■ Aim of the exercise ■
Carry none of the pictures over; write out the complete data exactly.

————

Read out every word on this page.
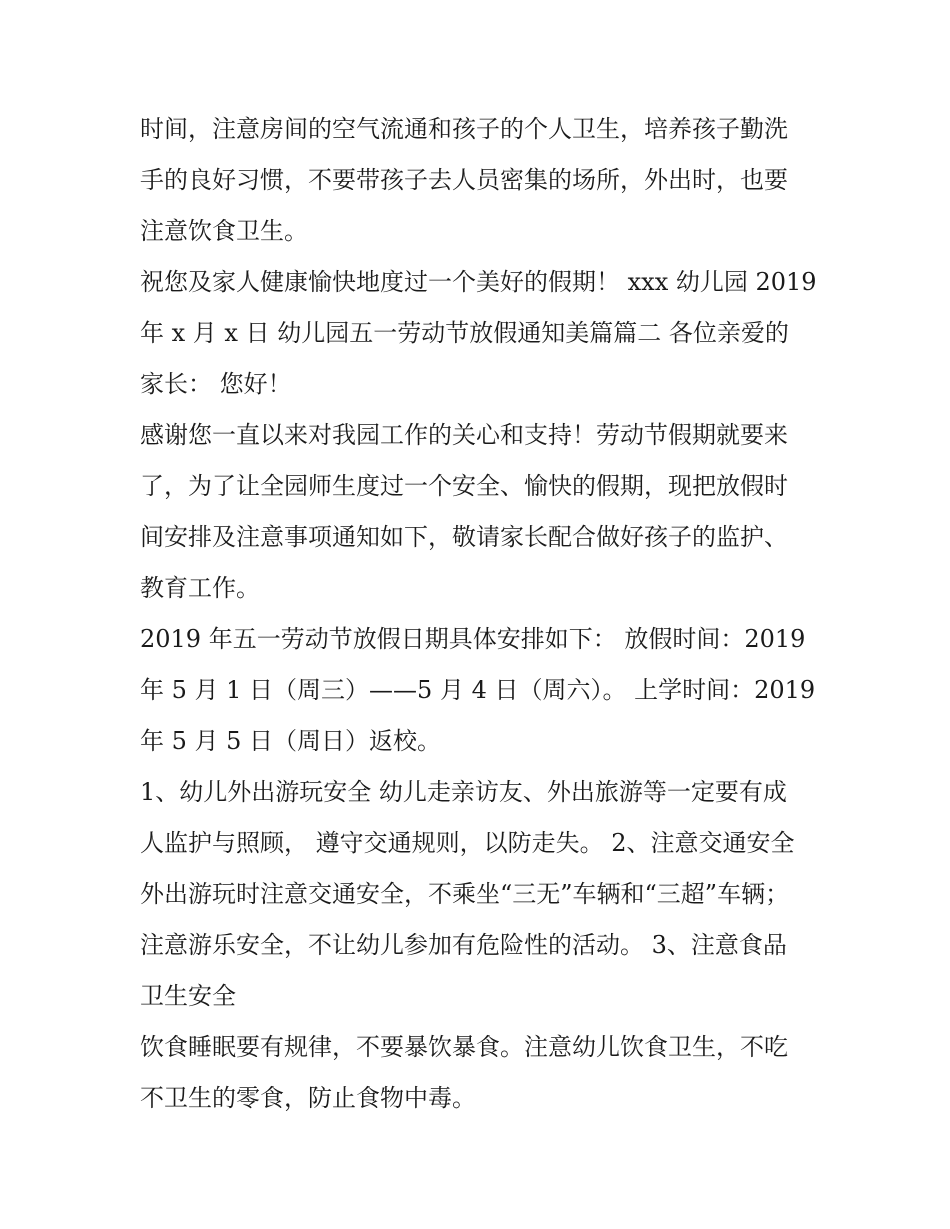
时间，注意房间的空气流通和孩子的个人卫生，培养孩子勤洗
手的良好习惯，不要带孩子去人员密集的场所，外出时，也要
注意饮食卫生。
祝您及家人健康愉快地度过一个美好的假期！ xxx 幼儿园 2019
年 x 月 x 日 幼儿园五一劳动节放假通知美篇篇二 各位亲爱的
家长： 您好！
感谢您一直以来对我园工作的关心和支持！劳动节假期就要来
了，为了让全园师生度过一个安全、愉快的假期，现把放假时
间安排及注意事项通知如下，敬请家长配合做好孩子的监护、
教育工作。
2019 年五一劳动节放假日期具体安排如下： 放假时间：2019
年 5 月 1 日（周三）——5 月 4 日（周六）。 上学时间：2019
年 5 月 5 日（周日）返校。
1、幼儿外出游玩安全 幼儿走亲访友、外出旅游等一定要有成
人监护与照顾， 遵守交通规则，以防走失。 2、注意交通安全
外出游玩时注意交通安全，不乘坐“三无”车辆和“三超”车辆；
注意游乐安全，不让幼儿参加有危险性的活动。 3、注意食品
卫生安全
饮食睡眠要有规律，不要暴饮暴食。注意幼儿饮食卫生，不吃
不卫生的零食，防止食物中毒。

————

■ Answer for this exercise ■
Read out every word on this page.
时间，注意房间的空气流通和孩子的个人卫生，培养孩子勤洗
手的良好习惯，不要带孩子去人员密集的场所，外出时，也要
注意饮食卫生。
祝您及家人健康愉快地度过一个美好的假期！ xxx 幼儿园 2019
年 x 月 x 日 幼儿园五一劳动节放假通知美篇篇二 各位亲爱的
家长： 您好！
感谢您一直以来对我园工作的关心和支持！劳动节假期就要来
了，为了让全园师生度过一个安全、愉快的假期，现把放假时
间安排及注意事项通知如下，敬请家长配合做好孩子的监护、
教育工作。
2019 年五一劳动节放假日期具体安排如下： 放假时间：2019
年 5 月 1 日（周三）——5 月 4 日（周六）。 上学时间：2019
年 5 月 5 日（周日）返校。
1、幼儿外出游玩安全 幼儿走亲访友、外出旅游等一定要有成
人监护与照顾， 遵守交通规则，以防走失。 2、注意交通安全
外出游玩时注意交通安全，不乘坐“三无”车辆和“三超”车辆；
注意游乐安全，不让幼儿参加有危险性的活动。 3、注意食品
卫生安全
饮食睡眠要有规律，不要暴饮暴食。注意幼儿饮食卫生，不吃
不卫生的零食，防止食物中毒。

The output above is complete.